→ **SHORT TASK**: Copy down every line where the string "this" shows up.

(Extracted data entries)
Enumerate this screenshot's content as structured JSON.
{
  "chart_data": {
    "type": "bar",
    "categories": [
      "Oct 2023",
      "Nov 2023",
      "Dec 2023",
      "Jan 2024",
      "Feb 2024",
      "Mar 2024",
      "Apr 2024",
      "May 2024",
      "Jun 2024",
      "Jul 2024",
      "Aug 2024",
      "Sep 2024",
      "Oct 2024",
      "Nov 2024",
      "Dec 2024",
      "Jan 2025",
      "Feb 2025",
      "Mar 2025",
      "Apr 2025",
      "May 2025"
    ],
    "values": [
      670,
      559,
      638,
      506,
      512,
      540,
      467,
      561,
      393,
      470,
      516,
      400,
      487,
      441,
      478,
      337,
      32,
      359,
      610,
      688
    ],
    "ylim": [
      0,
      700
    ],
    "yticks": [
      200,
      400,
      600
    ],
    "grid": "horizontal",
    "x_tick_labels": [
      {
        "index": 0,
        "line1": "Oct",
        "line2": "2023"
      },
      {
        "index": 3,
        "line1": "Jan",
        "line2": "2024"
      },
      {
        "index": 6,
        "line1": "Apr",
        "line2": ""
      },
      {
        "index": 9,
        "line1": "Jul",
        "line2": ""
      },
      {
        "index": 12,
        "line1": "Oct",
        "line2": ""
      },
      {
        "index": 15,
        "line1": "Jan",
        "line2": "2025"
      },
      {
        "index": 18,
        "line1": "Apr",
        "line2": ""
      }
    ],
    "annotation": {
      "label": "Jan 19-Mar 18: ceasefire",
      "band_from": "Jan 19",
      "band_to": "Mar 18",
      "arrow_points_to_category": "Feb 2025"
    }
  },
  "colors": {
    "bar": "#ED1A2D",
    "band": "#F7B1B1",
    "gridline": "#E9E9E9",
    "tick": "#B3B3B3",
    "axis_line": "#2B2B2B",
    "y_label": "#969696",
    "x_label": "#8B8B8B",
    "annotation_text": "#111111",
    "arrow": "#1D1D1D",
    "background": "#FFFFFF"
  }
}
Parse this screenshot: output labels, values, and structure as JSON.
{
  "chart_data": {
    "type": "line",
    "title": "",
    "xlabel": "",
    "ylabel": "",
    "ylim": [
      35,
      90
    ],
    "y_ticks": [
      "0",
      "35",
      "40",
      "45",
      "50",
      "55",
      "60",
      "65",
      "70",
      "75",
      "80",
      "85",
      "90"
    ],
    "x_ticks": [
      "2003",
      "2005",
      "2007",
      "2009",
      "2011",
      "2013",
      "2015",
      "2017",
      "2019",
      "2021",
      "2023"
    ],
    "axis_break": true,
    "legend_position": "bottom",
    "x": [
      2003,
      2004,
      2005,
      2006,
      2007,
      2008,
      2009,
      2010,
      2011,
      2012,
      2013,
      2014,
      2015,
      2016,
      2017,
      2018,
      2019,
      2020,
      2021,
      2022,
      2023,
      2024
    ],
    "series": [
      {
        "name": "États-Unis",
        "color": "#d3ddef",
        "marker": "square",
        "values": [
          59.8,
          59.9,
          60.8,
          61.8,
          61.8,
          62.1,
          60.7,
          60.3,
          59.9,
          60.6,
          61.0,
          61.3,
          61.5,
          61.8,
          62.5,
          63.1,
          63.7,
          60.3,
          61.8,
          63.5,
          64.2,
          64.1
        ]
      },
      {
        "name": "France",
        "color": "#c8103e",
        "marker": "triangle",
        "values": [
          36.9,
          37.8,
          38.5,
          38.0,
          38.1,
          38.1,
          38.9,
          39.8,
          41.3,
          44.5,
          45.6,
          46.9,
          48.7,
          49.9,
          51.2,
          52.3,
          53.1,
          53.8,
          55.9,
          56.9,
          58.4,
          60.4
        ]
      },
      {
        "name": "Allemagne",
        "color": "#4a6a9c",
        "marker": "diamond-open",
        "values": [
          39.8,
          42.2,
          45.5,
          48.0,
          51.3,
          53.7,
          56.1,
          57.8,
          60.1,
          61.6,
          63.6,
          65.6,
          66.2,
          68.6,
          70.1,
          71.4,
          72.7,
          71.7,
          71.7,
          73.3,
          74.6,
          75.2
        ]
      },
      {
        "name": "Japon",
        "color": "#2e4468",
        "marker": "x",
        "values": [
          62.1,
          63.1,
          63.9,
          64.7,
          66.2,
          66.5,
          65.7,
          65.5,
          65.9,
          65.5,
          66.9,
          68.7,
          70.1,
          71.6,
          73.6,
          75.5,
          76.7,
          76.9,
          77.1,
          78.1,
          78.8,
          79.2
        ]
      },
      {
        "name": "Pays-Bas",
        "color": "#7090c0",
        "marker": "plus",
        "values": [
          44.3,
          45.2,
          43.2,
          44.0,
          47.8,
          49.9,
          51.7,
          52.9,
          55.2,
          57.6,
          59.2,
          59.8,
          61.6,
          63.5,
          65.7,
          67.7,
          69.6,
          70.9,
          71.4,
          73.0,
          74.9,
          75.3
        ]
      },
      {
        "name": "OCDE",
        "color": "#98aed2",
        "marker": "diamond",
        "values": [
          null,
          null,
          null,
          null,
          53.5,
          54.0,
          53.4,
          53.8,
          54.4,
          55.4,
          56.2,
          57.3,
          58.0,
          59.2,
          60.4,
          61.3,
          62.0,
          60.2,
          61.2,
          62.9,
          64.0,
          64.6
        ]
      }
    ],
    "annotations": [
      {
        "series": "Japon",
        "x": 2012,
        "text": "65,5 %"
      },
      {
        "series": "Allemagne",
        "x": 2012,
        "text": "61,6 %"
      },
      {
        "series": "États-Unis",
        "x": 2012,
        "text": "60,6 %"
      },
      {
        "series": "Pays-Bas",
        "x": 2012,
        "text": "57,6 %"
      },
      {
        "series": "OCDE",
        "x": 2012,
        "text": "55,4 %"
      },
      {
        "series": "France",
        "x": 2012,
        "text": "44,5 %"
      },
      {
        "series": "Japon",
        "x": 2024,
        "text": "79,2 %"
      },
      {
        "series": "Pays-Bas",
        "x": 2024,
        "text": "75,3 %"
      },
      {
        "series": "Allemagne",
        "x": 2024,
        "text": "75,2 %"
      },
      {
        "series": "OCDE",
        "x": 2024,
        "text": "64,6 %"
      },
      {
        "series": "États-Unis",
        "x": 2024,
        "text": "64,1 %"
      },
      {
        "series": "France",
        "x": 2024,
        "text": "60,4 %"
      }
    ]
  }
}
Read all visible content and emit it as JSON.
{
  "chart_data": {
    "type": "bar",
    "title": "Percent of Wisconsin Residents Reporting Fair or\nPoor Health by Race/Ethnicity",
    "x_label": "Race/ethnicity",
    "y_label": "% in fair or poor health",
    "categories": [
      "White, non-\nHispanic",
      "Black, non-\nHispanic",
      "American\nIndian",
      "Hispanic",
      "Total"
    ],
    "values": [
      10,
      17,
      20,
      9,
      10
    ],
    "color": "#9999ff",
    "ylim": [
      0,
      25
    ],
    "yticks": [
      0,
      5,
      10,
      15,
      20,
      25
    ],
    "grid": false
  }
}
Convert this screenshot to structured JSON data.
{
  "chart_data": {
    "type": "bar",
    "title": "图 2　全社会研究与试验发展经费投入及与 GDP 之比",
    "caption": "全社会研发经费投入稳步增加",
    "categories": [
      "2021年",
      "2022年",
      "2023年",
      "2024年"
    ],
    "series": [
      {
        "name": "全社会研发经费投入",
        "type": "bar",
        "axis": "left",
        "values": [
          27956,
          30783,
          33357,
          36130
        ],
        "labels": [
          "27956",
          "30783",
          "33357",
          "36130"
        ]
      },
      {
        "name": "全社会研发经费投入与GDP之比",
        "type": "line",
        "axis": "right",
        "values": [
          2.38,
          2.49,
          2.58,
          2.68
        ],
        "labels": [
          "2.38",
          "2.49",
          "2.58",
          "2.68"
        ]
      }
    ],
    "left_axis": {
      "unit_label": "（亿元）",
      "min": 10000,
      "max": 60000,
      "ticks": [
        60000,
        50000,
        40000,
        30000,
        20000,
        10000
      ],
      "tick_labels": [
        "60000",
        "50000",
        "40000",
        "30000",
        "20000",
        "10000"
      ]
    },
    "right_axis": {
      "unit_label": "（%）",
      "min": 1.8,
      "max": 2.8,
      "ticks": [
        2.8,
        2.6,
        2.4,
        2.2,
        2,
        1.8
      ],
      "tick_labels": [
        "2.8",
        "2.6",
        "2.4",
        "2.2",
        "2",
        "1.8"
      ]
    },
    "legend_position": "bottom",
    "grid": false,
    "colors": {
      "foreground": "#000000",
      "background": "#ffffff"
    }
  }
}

→ **THE RESPONSE**:
Enumerate this screenshot's content as structured JSON.
Parse this screenshot: output labels, values, and structure as JSON.
Convert this screenshot to structured JSON data.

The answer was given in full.